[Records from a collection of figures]
· · · ·
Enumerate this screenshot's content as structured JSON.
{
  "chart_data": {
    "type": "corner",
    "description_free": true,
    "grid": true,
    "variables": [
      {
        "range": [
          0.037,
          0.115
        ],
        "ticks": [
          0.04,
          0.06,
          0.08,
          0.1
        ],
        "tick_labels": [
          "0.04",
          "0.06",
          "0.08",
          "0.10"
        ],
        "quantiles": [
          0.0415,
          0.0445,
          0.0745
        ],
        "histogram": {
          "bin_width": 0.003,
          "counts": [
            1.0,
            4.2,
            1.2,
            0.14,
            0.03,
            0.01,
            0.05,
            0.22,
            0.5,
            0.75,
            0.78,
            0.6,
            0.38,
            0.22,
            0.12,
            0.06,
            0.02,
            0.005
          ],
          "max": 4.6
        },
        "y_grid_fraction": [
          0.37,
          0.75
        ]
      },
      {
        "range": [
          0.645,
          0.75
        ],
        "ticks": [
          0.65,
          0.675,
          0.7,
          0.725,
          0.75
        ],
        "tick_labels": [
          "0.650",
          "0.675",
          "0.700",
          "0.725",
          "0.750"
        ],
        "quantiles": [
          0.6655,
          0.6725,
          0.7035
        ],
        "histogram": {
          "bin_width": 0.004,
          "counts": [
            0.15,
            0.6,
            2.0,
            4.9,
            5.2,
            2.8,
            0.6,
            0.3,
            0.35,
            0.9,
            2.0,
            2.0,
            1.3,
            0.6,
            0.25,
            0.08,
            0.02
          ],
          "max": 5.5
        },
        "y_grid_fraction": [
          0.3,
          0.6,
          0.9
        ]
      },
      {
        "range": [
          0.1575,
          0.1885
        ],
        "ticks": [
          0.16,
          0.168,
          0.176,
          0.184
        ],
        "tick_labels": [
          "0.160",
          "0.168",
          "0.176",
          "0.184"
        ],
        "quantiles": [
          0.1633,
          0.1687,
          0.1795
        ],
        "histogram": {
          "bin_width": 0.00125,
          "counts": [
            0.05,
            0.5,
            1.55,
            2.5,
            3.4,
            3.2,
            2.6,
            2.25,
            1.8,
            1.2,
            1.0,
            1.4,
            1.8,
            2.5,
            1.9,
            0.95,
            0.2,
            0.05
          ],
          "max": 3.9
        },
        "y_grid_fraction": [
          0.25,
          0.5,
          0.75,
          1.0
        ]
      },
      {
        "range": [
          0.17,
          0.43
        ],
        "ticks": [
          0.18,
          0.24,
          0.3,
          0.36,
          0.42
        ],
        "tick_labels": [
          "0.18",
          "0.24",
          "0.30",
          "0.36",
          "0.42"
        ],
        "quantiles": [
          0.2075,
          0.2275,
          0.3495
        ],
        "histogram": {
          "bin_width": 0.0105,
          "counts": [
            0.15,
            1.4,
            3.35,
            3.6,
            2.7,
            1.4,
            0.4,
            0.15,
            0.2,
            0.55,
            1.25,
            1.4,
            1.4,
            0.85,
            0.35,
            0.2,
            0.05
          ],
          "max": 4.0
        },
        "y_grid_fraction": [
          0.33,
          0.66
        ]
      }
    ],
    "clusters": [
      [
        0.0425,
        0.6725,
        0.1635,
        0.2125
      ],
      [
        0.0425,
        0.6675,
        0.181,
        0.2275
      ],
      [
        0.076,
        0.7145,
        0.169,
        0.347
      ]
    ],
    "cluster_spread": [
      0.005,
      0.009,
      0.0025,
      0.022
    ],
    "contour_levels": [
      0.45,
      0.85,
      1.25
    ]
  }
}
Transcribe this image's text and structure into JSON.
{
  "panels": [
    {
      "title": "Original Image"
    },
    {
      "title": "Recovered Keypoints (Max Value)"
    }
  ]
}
· · · ·
Exercise goal:
Your task is to repeat every entry exactly.

Solution to this task:
Enumerate this screenshot's content as structured JSON.
{
  "chart_data": {
    "type": "corner",
    "description_free": true,
    "grid": true,
    "variables": [
      {
        "range": [
          0.037,
          0.115
        ],
        "ticks": [
          0.04,
          0.06,
          0.08,
          0.1
        ],
        "tick_labels": [
          "0.04",
          "0.06",
          "0.08",
          "0.10"
        ],
        "quantiles": [
          0.0415,
          0.0445,
          0.0745
        ],
        "histogram": {
          "bin_width": 0.003,
          "counts": [
            1.0,
            4.2,
            1.2,
            0.14,
            0.03,
            0.01,
            0.05,
            0.22,
            0.5,
            0.75,
            0.78,
            0.6,
            0.38,
            0.22,
            0.12,
            0.06,
            0.02,
            0.005
          ],
          "max": 4.6
        },
        "y_grid_fraction": [
          0.37,
          0.75
        ]
      },
      {
        "range": [
          0.645,
          0.75
        ],
        "ticks": [
          0.65,
          0.675,
          0.7,
          0.725,
          0.75
        ],
        "tick_labels": [
          "0.650",
          "0.675",
          "0.700",
          "0.725",
          "0.750"
        ],
        "quantiles": [
          0.6655,
          0.6725,
          0.7035
        ],
        "histogram": {
          "bin_width": 0.004,
          "counts": [
            0.15,
            0.6,
            2.0,
            4.9,
            5.2,
            2.8,
            0.6,
            0.3,
            0.35,
            0.9,
            2.0,
            2.0,
            1.3,
            0.6,
            0.25,
            0.08,
            0.02
          ],
          "max": 5.5
        },
        "y_grid_fraction": [
          0.3,
          0.6,
          0.9
        ]
      },
      {
        "range": [
          0.1575,
          0.1885
        ],
        "ticks": [
          0.16,
          0.168,
          0.176,
          0.184
        ],
        "tick_labels": [
          "0.160",
          "0.168",
          "0.176",
          "0.184"
        ],
        "quantiles": [
          0.1633,
          0.1687,
          0.1795
        ],
        "histogram": {
          "bin_width": 0.00125,
          "counts": [
            0.05,
            0.5,
            1.55,
            2.5,
            3.4,
            3.2,
            2.6,
            2.25,
            1.8,
            1.2,
            1.0,
            1.4,
            1.8,
            2.5,
            1.9,
            0.95,
            0.2,
            0.05
          ],
          "max": 3.9
        },
        "y_grid_fraction": [
          0.25,
          0.5,
          0.75,
          1.0
        ]
      },
      {
        "range": [
          0.17,
          0.43
        ],
        "ticks": [
          0.18,
          0.24,
          0.3,
          0.36,
          0.42
        ],
        "tick_labels": [
          "0.18",
          "0.24",
          "0.30",
          "0.36",
          "0.42"
        ],
        "quantiles": [
          0.2075,
          0.2275,
          0.3495
        ],
        "histogram": {
          "bin_width": 0.0105,
          "counts": [
            0.15,
            1.4,
            3.35,
            3.6,
            2.7,
            1.4,
            0.4,
            0.15,
            0.2,
            0.55,
            1.25,
            1.4,
            1.4,
            0.85,
            0.35,
            0.2,
            0.05
          ],
          "max": 4.0
        },
        "y_grid_fraction": [
          0.33,
          0.66
        ]
      }
    ],
    "clusters": [
      [
        0.0425,
        0.6725,
        0.1635,
        0.2125
      ],
      [
        0.0425,
        0.6675,
        0.181,
        0.2275
      ],
      [
        0.076,
        0.7145,
        0.169,
        0.347
      ]
    ],
    "cluster_spread": [
      0.005,
      0.009,
      0.0025,
      0.022
    ],
    "contour_levels": [
      0.45,
      0.85,
      1.25
    ]
  }
}
Transcribe this image's text and structure into JSON.
{
  "panels": [
    {
      "title": "Original Image"
    },
    {
      "title": "Recovered Keypoints (Max Value)"
    }
  ]
}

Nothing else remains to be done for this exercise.